→ **What is expected**
Every record should be written out exactly, please.

[Collection entries]
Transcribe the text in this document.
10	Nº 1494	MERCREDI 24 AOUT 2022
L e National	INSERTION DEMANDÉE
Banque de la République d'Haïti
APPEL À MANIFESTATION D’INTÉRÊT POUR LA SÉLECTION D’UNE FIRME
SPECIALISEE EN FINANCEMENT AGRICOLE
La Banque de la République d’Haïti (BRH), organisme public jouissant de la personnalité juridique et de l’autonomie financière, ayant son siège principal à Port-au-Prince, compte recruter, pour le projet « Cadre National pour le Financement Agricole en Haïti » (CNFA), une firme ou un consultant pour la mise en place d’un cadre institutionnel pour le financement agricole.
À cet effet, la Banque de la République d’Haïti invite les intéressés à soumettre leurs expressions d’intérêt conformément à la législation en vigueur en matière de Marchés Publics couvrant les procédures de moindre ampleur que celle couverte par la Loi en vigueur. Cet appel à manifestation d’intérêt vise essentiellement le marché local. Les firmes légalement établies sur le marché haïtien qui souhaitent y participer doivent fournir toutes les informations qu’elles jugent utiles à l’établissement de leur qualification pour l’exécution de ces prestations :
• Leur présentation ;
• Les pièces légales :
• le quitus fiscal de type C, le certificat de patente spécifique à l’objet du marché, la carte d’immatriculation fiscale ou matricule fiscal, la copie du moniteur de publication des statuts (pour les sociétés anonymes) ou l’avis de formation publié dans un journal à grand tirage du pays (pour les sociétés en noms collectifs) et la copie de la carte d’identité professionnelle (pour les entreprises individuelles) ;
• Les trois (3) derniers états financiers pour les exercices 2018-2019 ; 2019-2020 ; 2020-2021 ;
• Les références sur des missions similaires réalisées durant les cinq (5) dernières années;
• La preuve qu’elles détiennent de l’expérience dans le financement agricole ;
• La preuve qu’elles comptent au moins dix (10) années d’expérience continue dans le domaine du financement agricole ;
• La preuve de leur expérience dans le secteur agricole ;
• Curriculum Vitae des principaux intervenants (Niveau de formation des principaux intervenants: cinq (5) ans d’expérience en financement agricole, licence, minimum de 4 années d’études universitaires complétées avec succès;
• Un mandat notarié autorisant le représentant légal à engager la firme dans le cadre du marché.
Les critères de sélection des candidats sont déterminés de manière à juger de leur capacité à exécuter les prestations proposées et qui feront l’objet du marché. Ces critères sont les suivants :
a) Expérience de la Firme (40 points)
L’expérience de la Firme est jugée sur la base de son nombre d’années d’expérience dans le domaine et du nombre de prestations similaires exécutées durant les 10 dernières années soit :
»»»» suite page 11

→ **Solution to the exercise**
Transcribe the text in this document.
10	Nº 1494	MERCREDI 24 AOUT 2022
L e National	INSERTION DEMANDÉE
Banque de la République d'Haïti
APPEL À MANIFESTATION D’INTÉRÊT POUR LA SÉLECTION D’UNE FIRME
SPECIALISEE EN FINANCEMENT AGRICOLE
La Banque de la République d’Haïti (BRH), organisme public jouissant de la personnalité juridique et de l’autonomie financière, ayant son siège principal à Port-au-Prince, compte recruter, pour le projet « Cadre National pour le Financement Agricole en Haïti » (CNFA), une firme ou un consultant pour la mise en place d’un cadre institutionnel pour le financement agricole.
À cet effet, la Banque de la République d’Haïti invite les intéressés à soumettre leurs expressions d’intérêt conformément à la législation en vigueur en matière de Marchés Publics couvrant les procédures de moindre ampleur que celle couverte par la Loi en vigueur. Cet appel à manifestation d’intérêt vise essentiellement le marché local. Les firmes légalement établies sur le marché haïtien qui souhaitent y participer doivent fournir toutes les informations qu’elles jugent utiles à l’établissement de leur qualification pour l’exécution de ces prestations :
• Leur présentation ;
• Les pièces légales :
• le quitus fiscal de type C, le certificat de patente spécifique à l’objet du marché, la carte d’immatriculation fiscale ou matricule fiscal, la copie du moniteur de publication des statuts (pour les sociétés anonymes) ou l’avis de formation publié dans un journal à grand tirage du pays (pour les sociétés en noms collectifs) et la copie de la carte d’identité professionnelle (pour les entreprises individuelles) ;
• Les trois (3) derniers états financiers pour les exercices 2018-2019 ; 2019-2020 ; 2020-2021 ;
• Les références sur des missions similaires réalisées durant les cinq (5) dernières années;
• La preuve qu’elles détiennent de l’expérience dans le financement agricole ;
• La preuve qu’elles comptent au moins dix (10) années d’expérience continue dans le domaine du financement agricole ;
• La preuve de leur expérience dans le secteur agricole ;
• Curriculum Vitae des principaux intervenants (Niveau de formation des principaux intervenants: cinq (5) ans d’expérience en financement agricole, licence, minimum de 4 années d’études universitaires complétées avec succès;
• Un mandat notarié autorisant le représentant légal à engager la firme dans le cadre du marché.
Les critères de sélection des candidats sont déterminés de manière à juger de leur capacité à exécuter les prestations proposées et qui feront l’objet du marché. Ces critères sont les suivants :
a) Expérience de la Firme (40 points)
L’expérience de la Firme est jugée sur la base de son nombre d’années d’expérience dans le domaine et du nombre de prestations similaires exécutées durant les 10 dernières années soit :
»»»» suite page 11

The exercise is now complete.